**Entries provided:**
=-=-=
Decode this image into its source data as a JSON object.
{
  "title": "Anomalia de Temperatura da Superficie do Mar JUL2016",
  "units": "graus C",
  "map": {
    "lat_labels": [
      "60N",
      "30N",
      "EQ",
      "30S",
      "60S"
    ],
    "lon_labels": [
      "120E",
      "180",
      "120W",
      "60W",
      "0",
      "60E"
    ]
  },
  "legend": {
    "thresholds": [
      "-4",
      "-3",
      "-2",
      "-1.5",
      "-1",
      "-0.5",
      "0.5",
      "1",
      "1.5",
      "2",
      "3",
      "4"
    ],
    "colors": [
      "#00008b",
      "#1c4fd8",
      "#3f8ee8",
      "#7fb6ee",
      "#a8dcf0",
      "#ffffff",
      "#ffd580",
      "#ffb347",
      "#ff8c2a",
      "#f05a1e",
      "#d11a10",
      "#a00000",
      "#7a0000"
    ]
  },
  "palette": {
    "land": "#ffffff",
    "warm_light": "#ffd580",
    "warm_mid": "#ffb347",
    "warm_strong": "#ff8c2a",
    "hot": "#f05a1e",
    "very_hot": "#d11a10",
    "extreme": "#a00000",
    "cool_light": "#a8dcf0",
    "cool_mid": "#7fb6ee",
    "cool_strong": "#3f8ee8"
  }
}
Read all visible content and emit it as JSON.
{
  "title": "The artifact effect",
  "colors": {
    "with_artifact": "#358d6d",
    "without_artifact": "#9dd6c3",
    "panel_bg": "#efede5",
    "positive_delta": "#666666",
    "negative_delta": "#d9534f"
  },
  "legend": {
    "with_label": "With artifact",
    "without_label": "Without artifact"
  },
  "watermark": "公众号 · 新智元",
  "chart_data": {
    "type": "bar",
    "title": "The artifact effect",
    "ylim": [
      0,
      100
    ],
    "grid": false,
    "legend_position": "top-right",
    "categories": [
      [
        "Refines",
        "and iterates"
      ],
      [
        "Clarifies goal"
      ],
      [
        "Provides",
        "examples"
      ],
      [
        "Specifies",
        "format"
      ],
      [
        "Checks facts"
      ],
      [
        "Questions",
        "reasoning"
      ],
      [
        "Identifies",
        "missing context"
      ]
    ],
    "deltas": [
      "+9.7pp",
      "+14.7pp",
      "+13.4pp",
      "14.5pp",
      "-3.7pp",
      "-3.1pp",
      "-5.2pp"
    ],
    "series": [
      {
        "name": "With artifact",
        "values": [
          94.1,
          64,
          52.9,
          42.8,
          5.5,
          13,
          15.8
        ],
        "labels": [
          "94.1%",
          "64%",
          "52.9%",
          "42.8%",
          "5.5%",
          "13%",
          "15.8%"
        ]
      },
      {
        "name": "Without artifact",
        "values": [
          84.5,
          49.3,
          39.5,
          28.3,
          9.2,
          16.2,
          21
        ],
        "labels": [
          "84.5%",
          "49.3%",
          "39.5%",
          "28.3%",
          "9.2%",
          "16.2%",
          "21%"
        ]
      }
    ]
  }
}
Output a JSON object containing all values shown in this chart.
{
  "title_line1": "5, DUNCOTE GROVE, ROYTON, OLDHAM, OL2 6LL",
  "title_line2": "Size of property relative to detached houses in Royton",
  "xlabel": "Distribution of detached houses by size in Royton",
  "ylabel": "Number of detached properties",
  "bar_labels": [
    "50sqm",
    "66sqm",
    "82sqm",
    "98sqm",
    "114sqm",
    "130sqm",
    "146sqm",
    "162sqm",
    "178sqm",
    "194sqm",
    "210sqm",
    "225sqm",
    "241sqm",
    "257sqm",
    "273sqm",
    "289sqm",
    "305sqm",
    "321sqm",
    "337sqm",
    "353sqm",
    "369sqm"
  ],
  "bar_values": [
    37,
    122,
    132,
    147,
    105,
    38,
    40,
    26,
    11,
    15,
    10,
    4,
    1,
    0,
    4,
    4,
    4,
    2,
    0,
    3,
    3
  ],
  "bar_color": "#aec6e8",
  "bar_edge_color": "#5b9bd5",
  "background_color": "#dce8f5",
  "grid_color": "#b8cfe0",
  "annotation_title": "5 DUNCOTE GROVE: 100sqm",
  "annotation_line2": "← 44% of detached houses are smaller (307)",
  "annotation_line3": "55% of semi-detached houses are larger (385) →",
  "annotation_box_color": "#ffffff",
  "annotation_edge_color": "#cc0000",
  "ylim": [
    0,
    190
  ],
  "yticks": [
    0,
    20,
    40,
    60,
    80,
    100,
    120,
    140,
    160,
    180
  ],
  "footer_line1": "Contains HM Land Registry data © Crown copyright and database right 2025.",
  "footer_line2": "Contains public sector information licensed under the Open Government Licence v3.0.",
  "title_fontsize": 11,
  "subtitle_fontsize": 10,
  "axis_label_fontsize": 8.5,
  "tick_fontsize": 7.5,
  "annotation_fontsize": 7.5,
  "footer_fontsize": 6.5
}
=-=-=
**Your task:**
The full set of records should be duplicated exactly.

**Result of this task:**
Decode this image into its source data as a JSON object.
{
  "title": "Anomalia de Temperatura da Superficie do Mar JUL2016",
  "units": "graus C",
  "map": {
    "lat_labels": [
      "60N",
      "30N",
      "EQ",
      "30S",
      "60S"
    ],
    "lon_labels": [
      "120E",
      "180",
      "120W",
      "60W",
      "0",
      "60E"
    ]
  },
  "legend": {
    "thresholds": [
      "-4",
      "-3",
      "-2",
      "-1.5",
      "-1",
      "-0.5",
      "0.5",
      "1",
      "1.5",
      "2",
      "3",
      "4"
    ],
    "colors": [
      "#00008b",
      "#1c4fd8",
      "#3f8ee8",
      "#7fb6ee",
      "#a8dcf0",
      "#ffffff",
      "#ffd580",
      "#ffb347",
      "#ff8c2a",
      "#f05a1e",
      "#d11a10",
      "#a00000",
      "#7a0000"
    ]
  },
  "palette": {
    "land": "#ffffff",
    "warm_light": "#ffd580",
    "warm_mid": "#ffb347",
    "warm_strong": "#ff8c2a",
    "hot": "#f05a1e",
    "very_hot": "#d11a10",
    "extreme": "#a00000",
    "cool_light": "#a8dcf0",
    "cool_mid": "#7fb6ee",
    "cool_strong": "#3f8ee8"
  }
}
Read all visible content and emit it as JSON.
{
  "title": "The artifact effect",
  "colors": {
    "with_artifact": "#358d6d",
    "without_artifact": "#9dd6c3",
    "panel_bg": "#efede5",
    "positive_delta": "#666666",
    "negative_delta": "#d9534f"
  },
  "legend": {
    "with_label": "With artifact",
    "without_label": "Without artifact"
  },
  "watermark": "公众号 · 新智元",
  "chart_data": {
    "type": "bar",
    "title": "The artifact effect",
    "ylim": [
      0,
      100
    ],
    "grid": false,
    "legend_position": "top-right",
    "categories": [
      [
        "Refines",
        "and iterates"
      ],
      [
        "Clarifies goal"
      ],
      [
        "Provides",
        "examples"
      ],
      [
        "Specifies",
        "format"
      ],
      [
        "Checks facts"
      ],
      [
        "Questions",
        "reasoning"
      ],
      [
        "Identifies",
        "missing context"
      ]
    ],
    "deltas": [
      "+9.7pp",
      "+14.7pp",
      "+13.4pp",
      "14.5pp",
      "-3.7pp",
      "-3.1pp",
      "-5.2pp"
    ],
    "series": [
      {
        "name": "With artifact",
        "values": [
          94.1,
          64,
          52.9,
          42.8,
          5.5,
          13,
          15.8
        ],
        "labels": [
          "94.1%",
          "64%",
          "52.9%",
          "42.8%",
          "5.5%",
          "13%",
          "15.8%"
        ]
      },
      {
        "name": "Without artifact",
        "values": [
          84.5,
          49.3,
          39.5,
          28.3,
          9.2,
          16.2,
          21
        ],
        "labels": [
          "84.5%",
          "49.3%",
          "39.5%",
          "28.3%",
          "9.2%",
          "16.2%",
          "21%"
        ]
      }
    ]
  }
}
Output a JSON object containing all values shown in this chart.
{
  "title_line1": "5, DUNCOTE GROVE, ROYTON, OLDHAM, OL2 6LL",
  "title_line2": "Size of property relative to detached houses in Royton",
  "xlabel": "Distribution of detached houses by size in Royton",
  "ylabel": "Number of detached properties",
  "bar_labels": [
    "50sqm",
    "66sqm",
    "82sqm",
    "98sqm",
    "114sqm",
    "130sqm",
    "146sqm",
    "162sqm",
    "178sqm",
    "194sqm",
    "210sqm",
    "225sqm",
    "241sqm",
    "257sqm",
    "273sqm",
    "289sqm",
    "305sqm",
    "321sqm",
    "337sqm",
    "353sqm",
    "369sqm"
  ],
  "bar_values": [
    37,
    122,
    132,
    147,
    105,
    38,
    40,
    26,
    11,
    15,
    10,
    4,
    1,
    0,
    4,
    4,
    4,
    2,
    0,
    3,
    3
  ],
  "bar_color": "#aec6e8",
  "bar_edge_color": "#5b9bd5",
  "background_color": "#dce8f5",
  "grid_color": "#b8cfe0",
  "annotation_title": "5 DUNCOTE GROVE: 100sqm",
  "annotation_line2": "← 44% of detached houses are smaller (307)",
  "annotation_line3": "55% of semi-detached houses are larger (385) →",
  "annotation_box_color": "#ffffff",
  "annotation_edge_color": "#cc0000",
  "ylim": [
    0,
    190
  ],
  "yticks": [
    0,
    20,
    40,
    60,
    80,
    100,
    120,
    140,
    160,
    180
  ],
  "footer_line1": "Contains HM Land Registry data © Crown copyright and database right 2025.",
  "footer_line2": "Contains public sector information licensed under the Open Government Licence v3.0.",
  "title_fontsize": 11,
  "subtitle_fontsize": 10,
  "axis_label_fontsize": 8.5,
  "tick_fontsize": 7.5,
  "annotation_fontsize": 7.5,
  "footer_fontsize": 6.5
}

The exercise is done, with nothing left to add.